▶ _Set problem_
Your task is to output the data exactly as it stands.
*** Material
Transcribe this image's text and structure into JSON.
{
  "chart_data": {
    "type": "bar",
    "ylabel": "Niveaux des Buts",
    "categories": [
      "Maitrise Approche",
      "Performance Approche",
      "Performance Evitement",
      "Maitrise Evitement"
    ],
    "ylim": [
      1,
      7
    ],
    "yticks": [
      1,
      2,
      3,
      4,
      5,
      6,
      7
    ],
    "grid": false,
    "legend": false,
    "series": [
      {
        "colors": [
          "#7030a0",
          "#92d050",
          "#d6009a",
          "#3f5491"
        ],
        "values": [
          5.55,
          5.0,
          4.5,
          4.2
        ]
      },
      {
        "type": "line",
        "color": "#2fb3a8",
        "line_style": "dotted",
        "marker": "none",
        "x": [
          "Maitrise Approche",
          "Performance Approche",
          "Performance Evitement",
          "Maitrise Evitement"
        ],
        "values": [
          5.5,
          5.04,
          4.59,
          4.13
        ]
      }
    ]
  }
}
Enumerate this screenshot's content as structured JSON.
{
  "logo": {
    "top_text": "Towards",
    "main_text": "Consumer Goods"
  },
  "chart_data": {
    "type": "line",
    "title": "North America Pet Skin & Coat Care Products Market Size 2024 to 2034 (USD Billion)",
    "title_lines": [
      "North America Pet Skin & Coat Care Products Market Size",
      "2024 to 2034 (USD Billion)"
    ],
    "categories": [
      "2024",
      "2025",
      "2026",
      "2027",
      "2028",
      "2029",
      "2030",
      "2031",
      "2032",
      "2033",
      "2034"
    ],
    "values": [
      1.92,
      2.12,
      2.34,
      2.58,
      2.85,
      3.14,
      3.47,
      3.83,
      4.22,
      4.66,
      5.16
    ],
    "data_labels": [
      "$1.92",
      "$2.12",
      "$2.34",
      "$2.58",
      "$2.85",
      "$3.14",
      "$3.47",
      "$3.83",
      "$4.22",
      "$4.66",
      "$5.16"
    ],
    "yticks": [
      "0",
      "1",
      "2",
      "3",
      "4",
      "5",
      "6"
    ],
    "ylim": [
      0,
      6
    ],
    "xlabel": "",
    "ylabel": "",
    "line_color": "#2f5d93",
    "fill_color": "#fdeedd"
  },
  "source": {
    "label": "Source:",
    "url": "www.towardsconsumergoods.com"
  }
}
******
▶ _The reply_
Transcribe this image's text and structure into JSON.
{
  "chart_data": {
    "type": "bar",
    "ylabel": "Niveaux des Buts",
    "categories": [
      "Maitrise Approche",
      "Performance Approche",
      "Performance Evitement",
      "Maitrise Evitement"
    ],
    "ylim": [
      1,
      7
    ],
    "yticks": [
      1,
      2,
      3,
      4,
      5,
      6,
      7
    ],
    "grid": false,
    "legend": false,
    "series": [
      {
        "colors": [
          "#7030a0",
          "#92d050",
          "#d6009a",
          "#3f5491"
        ],
        "values": [
          5.55,
          5.0,
          4.5,
          4.2
        ]
      },
      {
        "type": "line",
        "color": "#2fb3a8",
        "line_style": "dotted",
        "marker": "none",
        "x": [
          "Maitrise Approche",
          "Performance Approche",
          "Performance Evitement",
          "Maitrise Evitement"
        ],
        "values": [
          5.5,
          5.04,
          4.59,
          4.13
        ]
      }
    ]
  }
}
Enumerate this screenshot's content as structured JSON.
{
  "logo": {
    "top_text": "Towards",
    "main_text": "Consumer Goods"
  },
  "chart_data": {
    "type": "line",
    "title": "North America Pet Skin & Coat Care Products Market Size 2024 to 2034 (USD Billion)",
    "title_lines": [
      "North America Pet Skin & Coat Care Products Market Size",
      "2024 to 2034 (USD Billion)"
    ],
    "categories": [
      "2024",
      "2025",
      "2026",
      "2027",
      "2028",
      "2029",
      "2030",
      "2031",
      "2032",
      "2033",
      "2034"
    ],
    "values": [
      1.92,
      2.12,
      2.34,
      2.58,
      2.85,
      3.14,
      3.47,
      3.83,
      4.22,
      4.66,
      5.16
    ],
    "data_labels": [
      "$1.92",
      "$2.12",
      "$2.34",
      "$2.58",
      "$2.85",
      "$3.14",
      "$3.47",
      "$3.83",
      "$4.22",
      "$4.66",
      "$5.16"
    ],
    "yticks": [
      "0",
      "1",
      "2",
      "3",
      "4",
      "5",
      "6"
    ],
    "ylim": [
      0,
      6
    ],
    "xlabel": "",
    "ylabel": "",
    "line_color": "#2f5d93",
    "fill_color": "#fdeedd"
  },
  "source": {
    "label": "Source:",
    "url": "www.towardsconsumergoods.com"
  }
}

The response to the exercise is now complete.